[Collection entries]
>> Begin
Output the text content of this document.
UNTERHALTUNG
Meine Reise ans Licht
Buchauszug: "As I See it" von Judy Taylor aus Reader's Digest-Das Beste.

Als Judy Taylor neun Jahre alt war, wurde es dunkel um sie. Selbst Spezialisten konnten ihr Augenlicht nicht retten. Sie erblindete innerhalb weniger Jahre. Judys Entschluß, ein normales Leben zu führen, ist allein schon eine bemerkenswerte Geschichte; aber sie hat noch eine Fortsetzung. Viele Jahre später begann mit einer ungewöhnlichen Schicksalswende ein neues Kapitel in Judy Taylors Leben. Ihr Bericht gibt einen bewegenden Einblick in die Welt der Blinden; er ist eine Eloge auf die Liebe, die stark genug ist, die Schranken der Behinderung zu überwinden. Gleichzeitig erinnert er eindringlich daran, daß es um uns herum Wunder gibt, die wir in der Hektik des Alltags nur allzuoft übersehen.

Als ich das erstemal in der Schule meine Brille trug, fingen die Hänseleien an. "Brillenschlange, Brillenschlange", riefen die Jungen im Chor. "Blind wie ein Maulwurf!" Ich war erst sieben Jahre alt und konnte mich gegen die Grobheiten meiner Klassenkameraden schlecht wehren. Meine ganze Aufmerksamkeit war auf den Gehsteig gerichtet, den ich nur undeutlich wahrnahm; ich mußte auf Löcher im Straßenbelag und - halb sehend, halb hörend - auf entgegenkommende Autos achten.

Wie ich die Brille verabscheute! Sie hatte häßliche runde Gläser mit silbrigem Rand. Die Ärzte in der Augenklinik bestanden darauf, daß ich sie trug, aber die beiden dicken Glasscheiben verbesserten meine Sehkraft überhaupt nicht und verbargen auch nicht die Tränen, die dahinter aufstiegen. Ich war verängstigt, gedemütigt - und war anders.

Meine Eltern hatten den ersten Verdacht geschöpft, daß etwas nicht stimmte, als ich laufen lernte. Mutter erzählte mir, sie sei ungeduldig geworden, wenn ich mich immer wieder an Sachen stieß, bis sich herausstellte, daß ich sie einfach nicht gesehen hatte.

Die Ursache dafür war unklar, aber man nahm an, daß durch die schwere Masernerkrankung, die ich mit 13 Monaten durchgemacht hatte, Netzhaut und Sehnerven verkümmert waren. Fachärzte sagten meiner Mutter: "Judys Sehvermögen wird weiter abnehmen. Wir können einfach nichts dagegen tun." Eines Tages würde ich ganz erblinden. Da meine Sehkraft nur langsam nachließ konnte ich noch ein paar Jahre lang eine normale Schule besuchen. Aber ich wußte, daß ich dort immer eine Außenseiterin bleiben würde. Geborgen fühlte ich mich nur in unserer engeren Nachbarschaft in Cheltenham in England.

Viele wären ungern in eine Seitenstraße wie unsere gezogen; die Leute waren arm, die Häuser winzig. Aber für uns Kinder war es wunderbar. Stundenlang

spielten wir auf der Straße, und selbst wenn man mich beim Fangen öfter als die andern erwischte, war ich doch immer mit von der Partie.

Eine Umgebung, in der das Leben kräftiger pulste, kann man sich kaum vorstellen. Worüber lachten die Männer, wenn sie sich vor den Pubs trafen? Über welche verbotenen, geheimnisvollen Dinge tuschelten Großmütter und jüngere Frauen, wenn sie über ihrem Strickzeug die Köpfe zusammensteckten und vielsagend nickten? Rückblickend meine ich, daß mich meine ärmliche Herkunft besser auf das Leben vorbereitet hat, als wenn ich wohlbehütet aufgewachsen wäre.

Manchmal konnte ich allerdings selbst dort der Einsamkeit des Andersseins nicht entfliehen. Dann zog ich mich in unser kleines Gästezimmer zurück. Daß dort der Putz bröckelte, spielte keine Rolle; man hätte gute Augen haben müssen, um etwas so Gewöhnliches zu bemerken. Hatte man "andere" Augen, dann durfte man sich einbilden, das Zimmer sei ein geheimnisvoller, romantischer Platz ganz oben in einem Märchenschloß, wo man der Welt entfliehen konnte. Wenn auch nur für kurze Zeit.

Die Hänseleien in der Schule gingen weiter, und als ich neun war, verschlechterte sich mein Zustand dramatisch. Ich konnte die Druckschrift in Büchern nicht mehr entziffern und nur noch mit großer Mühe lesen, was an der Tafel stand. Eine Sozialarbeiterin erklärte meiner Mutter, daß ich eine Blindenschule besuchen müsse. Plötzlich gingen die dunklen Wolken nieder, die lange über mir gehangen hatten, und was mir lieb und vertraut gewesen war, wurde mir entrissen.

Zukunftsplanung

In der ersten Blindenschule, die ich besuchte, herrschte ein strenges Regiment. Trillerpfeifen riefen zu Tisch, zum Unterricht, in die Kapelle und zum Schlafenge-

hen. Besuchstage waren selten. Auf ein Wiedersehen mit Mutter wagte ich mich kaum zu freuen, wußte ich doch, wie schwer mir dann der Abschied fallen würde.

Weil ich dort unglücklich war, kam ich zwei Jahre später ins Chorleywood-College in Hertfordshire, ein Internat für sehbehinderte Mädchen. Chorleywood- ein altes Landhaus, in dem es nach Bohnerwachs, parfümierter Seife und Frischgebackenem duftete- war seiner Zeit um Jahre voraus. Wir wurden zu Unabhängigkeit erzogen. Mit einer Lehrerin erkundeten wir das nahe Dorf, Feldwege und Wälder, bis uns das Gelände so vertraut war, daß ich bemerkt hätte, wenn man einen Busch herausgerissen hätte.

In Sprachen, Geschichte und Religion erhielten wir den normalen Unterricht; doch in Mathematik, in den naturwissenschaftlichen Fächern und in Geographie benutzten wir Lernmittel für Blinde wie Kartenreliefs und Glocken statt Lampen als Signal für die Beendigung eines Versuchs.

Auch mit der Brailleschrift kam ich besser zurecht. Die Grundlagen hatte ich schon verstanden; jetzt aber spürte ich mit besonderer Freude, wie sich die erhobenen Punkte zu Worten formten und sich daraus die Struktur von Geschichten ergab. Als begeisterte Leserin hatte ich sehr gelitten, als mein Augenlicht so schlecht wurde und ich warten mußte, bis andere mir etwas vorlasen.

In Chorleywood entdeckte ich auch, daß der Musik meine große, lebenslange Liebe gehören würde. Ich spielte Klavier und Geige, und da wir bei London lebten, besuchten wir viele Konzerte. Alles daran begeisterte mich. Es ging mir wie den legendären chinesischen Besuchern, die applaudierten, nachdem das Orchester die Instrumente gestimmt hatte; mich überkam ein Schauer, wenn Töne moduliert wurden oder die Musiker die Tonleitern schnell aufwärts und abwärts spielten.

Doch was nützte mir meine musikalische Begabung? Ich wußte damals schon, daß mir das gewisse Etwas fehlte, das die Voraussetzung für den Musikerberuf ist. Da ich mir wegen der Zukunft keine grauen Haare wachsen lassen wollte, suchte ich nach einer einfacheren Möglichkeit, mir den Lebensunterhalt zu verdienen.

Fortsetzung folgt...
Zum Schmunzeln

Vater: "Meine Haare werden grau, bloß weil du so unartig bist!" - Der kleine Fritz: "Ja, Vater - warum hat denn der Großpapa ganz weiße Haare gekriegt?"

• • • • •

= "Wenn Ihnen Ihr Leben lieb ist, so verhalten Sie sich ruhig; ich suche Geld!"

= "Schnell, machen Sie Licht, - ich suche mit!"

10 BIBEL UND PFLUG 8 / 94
>> End
Set exercise: Extract each line of the listing above, copying it word for word.

Task result:
Output the text content of this document.
UNTERHALTUNG
Meine Reise ans Licht
Buchauszug: "As I See it" von Judy Taylor aus Reader's Digest-Das Beste.

Als Judy Taylor neun Jahre alt war, wurde es dunkel um sie. Selbst Spezialisten konnten ihr Augenlicht nicht retten. Sie erblindete innerhalb weniger Jahre. Judys Entschluß, ein normales Leben zu führen, ist allein schon eine bemerkenswerte Geschichte; aber sie hat noch eine Fortsetzung. Viele Jahre später begann mit einer ungewöhnlichen Schicksalswende ein neues Kapitel in Judy Taylors Leben. Ihr Bericht gibt einen bewegenden Einblick in die Welt der Blinden; er ist eine Eloge auf die Liebe, die stark genug ist, die Schranken der Behinderung zu überwinden. Gleichzeitig erinnert er eindringlich daran, daß es um uns herum Wunder gibt, die wir in der Hektik des Alltags nur allzuoft übersehen.

Als ich das erstemal in der Schule meine Brille trug, fingen die Hänseleien an. "Brillenschlange, Brillenschlange", riefen die Jungen im Chor. "Blind wie ein Maulwurf!" Ich war erst sieben Jahre alt und konnte mich gegen die Grobheiten meiner Klassenkameraden schlecht wehren. Meine ganze Aufmerksamkeit war auf den Gehsteig gerichtet, den ich nur undeutlich wahrnahm; ich mußte auf Löcher im Straßenbelag und - halb sehend, halb hörend - auf entgegenkommende Autos achten.

Wie ich die Brille verabscheute! Sie hatte häßliche runde Gläser mit silbrigem Rand. Die Ärzte in der Augenklinik bestanden darauf, daß ich sie trug, aber die beiden dicken Glasscheiben verbesserten meine Sehkraft überhaupt nicht und verbargen auch nicht die Tränen, die dahinter aufstiegen. Ich war verängstigt, gedemütigt - und war anders.

Meine Eltern hatten den ersten Verdacht geschöpft, daß etwas nicht stimmte, als ich laufen lernte. Mutter erzählte mir, sie sei ungeduldig geworden, wenn ich mich immer wieder an Sachen stieß, bis sich herausstellte, daß ich sie einfach nicht gesehen hatte.

Die Ursache dafür war unklar, aber man nahm an, daß durch die schwere Masernerkrankung, die ich mit 13 Monaten durchgemacht hatte, Netzhaut und Sehnerven verkümmert waren. Fachärzte sagten meiner Mutter: "Judys Sehvermögen wird weiter abnehmen. Wir können einfach nichts dagegen tun." Eines Tages würde ich ganz erblinden. Da meine Sehkraft nur langsam nachließ konnte ich noch ein paar Jahre lang eine normale Schule besuchen. Aber ich wußte, daß ich dort immer eine Außenseiterin bleiben würde. Geborgen fühlte ich mich nur in unserer engeren Nachbarschaft in Cheltenham in England.

Viele wären ungern in eine Seitenstraße wie unsere gezogen; die Leute waren arm, die Häuser winzig. Aber für uns Kinder war es wunderbar. Stundenlang

spielten wir auf der Straße, und selbst wenn man mich beim Fangen öfter als die andern erwischte, war ich doch immer mit von der Partie.

Eine Umgebung, in der das Leben kräftiger pulste, kann man sich kaum vorstellen. Worüber lachten die Männer, wenn sie sich vor den Pubs trafen? Über welche verbotenen, geheimnisvollen Dinge tuschelten Großmütter und jüngere Frauen, wenn sie über ihrem Strickzeug die Köpfe zusammensteckten und vielsagend nickten? Rückblickend meine ich, daß mich meine ärmliche Herkunft besser auf das Leben vorbereitet hat, als wenn ich wohlbehütet aufgewachsen wäre.

Manchmal konnte ich allerdings selbst dort der Einsamkeit des Andersseins nicht entfliehen. Dann zog ich mich in unser kleines Gästezimmer zurück. Daß dort der Putz bröckelte, spielte keine Rolle; man hätte gute Augen haben müssen, um etwas so Gewöhnliches zu bemerken. Hatte man "andere" Augen, dann durfte man sich einbilden, das Zimmer sei ein geheimnisvoller, romantischer Platz ganz oben in einem Märchenschloß, wo man der Welt entfliehen konnte. Wenn auch nur für kurze Zeit.

Die Hänseleien in der Schule gingen weiter, und als ich neun war, verschlechterte sich mein Zustand dramatisch. Ich konnte die Druckschrift in Büchern nicht mehr entziffern und nur noch mit großer Mühe lesen, was an der Tafel stand. Eine Sozialarbeiterin erklärte meiner Mutter, daß ich eine Blindenschule besuchen müsse. Plötzlich gingen die dunklen Wolken nieder, die lange über mir gehangen hatten, und was mir lieb und vertraut gewesen war, wurde mir entrissen.

Zukunftsplanung

In der ersten Blindenschule, die ich besuchte, herrschte ein strenges Regiment. Trillerpfeifen riefen zu Tisch, zum Unterricht, in die Kapelle und zum Schlafenge-

hen. Besuchstage waren selten. Auf ein Wiedersehen mit Mutter wagte ich mich kaum zu freuen, wußte ich doch, wie schwer mir dann der Abschied fallen würde.

Weil ich dort unglücklich war, kam ich zwei Jahre später ins Chorleywood-College in Hertfordshire, ein Internat für sehbehinderte Mädchen. Chorleywood- ein altes Landhaus, in dem es nach Bohnerwachs, parfümierter Seife und Frischgebackenem duftete- war seiner Zeit um Jahre voraus. Wir wurden zu Unabhängigkeit erzogen. Mit einer Lehrerin erkundeten wir das nahe Dorf, Feldwege und Wälder, bis uns das Gelände so vertraut war, daß ich bemerkt hätte, wenn man einen Busch herausgerissen hätte.

In Sprachen, Geschichte und Religion erhielten wir den normalen Unterricht; doch in Mathematik, in den naturwissenschaftlichen Fächern und in Geographie benutzten wir Lernmittel für Blinde wie Kartenreliefs und Glocken statt Lampen als Signal für die Beendigung eines Versuchs.

Auch mit der Brailleschrift kam ich besser zurecht. Die Grundlagen hatte ich schon verstanden; jetzt aber spürte ich mit besonderer Freude, wie sich die erhobenen Punkte zu Worten formten und sich daraus die Struktur von Geschichten ergab. Als begeisterte Leserin hatte ich sehr gelitten, als mein Augenlicht so schlecht wurde und ich warten mußte, bis andere mir etwas vorlasen.

In Chorleywood entdeckte ich auch, daß der Musik meine große, lebenslange Liebe gehören würde. Ich spielte Klavier und Geige, und da wir bei London lebten, besuchten wir viele Konzerte. Alles daran begeisterte mich. Es ging mir wie den legendären chinesischen Besuchern, die applaudierten, nachdem das Orchester die Instrumente gestimmt hatte; mich überkam ein Schauer, wenn Töne moduliert wurden oder die Musiker die Tonleitern schnell aufwärts und abwärts spielten.

Doch was nützte mir meine musikalische Begabung? Ich wußte damals schon, daß mir das gewisse Etwas fehlte, das die Voraussetzung für den Musikerberuf ist. Da ich mir wegen der Zukunft keine grauen Haare wachsen lassen wollte, suchte ich nach einer einfacheren Möglichkeit, mir den Lebensunterhalt zu verdienen.

Fortsetzung folgt...
Zum Schmunzeln

Vater: "Meine Haare werden grau, bloß weil du so unartig bist!" - Der kleine Fritz: "Ja, Vater - warum hat denn der Großpapa ganz weiße Haare gekriegt?"

• • • • •

= "Wenn Ihnen Ihr Leben lieb ist, so verhalten Sie sich ruhig; ich suche Geld!"

= "Schnell, machen Sie Licht, - ich suche mit!"

10 BIBEL UND PFLUG 8 / 94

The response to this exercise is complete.